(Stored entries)
┌────────

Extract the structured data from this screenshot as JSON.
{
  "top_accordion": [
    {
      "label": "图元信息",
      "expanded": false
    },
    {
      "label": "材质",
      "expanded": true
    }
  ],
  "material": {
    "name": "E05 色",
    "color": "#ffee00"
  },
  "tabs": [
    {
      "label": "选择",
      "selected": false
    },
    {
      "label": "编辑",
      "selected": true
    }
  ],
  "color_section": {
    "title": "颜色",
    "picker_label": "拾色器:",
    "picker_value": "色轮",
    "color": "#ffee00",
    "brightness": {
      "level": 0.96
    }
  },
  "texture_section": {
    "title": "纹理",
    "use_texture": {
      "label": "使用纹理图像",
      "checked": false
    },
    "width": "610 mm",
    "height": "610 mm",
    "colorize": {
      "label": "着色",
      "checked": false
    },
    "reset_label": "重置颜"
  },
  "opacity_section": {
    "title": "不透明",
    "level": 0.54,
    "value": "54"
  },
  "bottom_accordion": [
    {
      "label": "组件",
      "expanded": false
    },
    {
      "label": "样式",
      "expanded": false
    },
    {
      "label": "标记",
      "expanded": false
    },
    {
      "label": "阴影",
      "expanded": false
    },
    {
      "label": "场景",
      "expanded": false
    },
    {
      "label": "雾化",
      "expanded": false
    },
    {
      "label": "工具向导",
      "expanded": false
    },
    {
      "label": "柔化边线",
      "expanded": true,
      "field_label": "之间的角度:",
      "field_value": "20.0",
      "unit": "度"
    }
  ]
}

└────────

Restate the whole listing exactly, leaving out nothing.

Extract the structured data from this screenshot as JSON.
{
  "top_accordion": [
    {
      "label": "图元信息",
      "expanded": false
    },
    {
      "label": "材质",
      "expanded": true
    }
  ],
  "material": {
    "name": "E05 色",
    "color": "#ffee00"
  },
  "tabs": [
    {
      "label": "选择",
      "selected": false
    },
    {
      "label": "编辑",
      "selected": true
    }
  ],
  "color_section": {
    "title": "颜色",
    "picker_label": "拾色器:",
    "picker_value": "色轮",
    "color": "#ffee00",
    "brightness": {
      "level": 0.96
    }
  },
  "texture_section": {
    "title": "纹理",
    "use_texture": {
      "label": "使用纹理图像",
      "checked": false
    },
    "width": "610 mm",
    "height": "610 mm",
    "colorize": {
      "label": "着色",
      "checked": false
    },
    "reset_label": "重置颜"
  },
  "opacity_section": {
    "title": "不透明",
    "level": 0.54,
    "value": "54"
  },
  "bottom_accordion": [
    {
      "label": "组件",
      "expanded": false
    },
    {
      "label": "样式",
      "expanded": false
    },
    {
      "label": "标记",
      "expanded": false
    },
    {
      "label": "阴影",
      "expanded": false
    },
    {
      "label": "场景",
      "expanded": false
    },
    {
      "label": "雾化",
      "expanded": false
    },
    {
      "label": "工具向导",
      "expanded": false
    },
    {
      "label": "柔化边线",
      "expanded": true,
      "field_label": "之间的角度:",
      "field_value": "20.0",
      "unit": "度"
    }
  ]
}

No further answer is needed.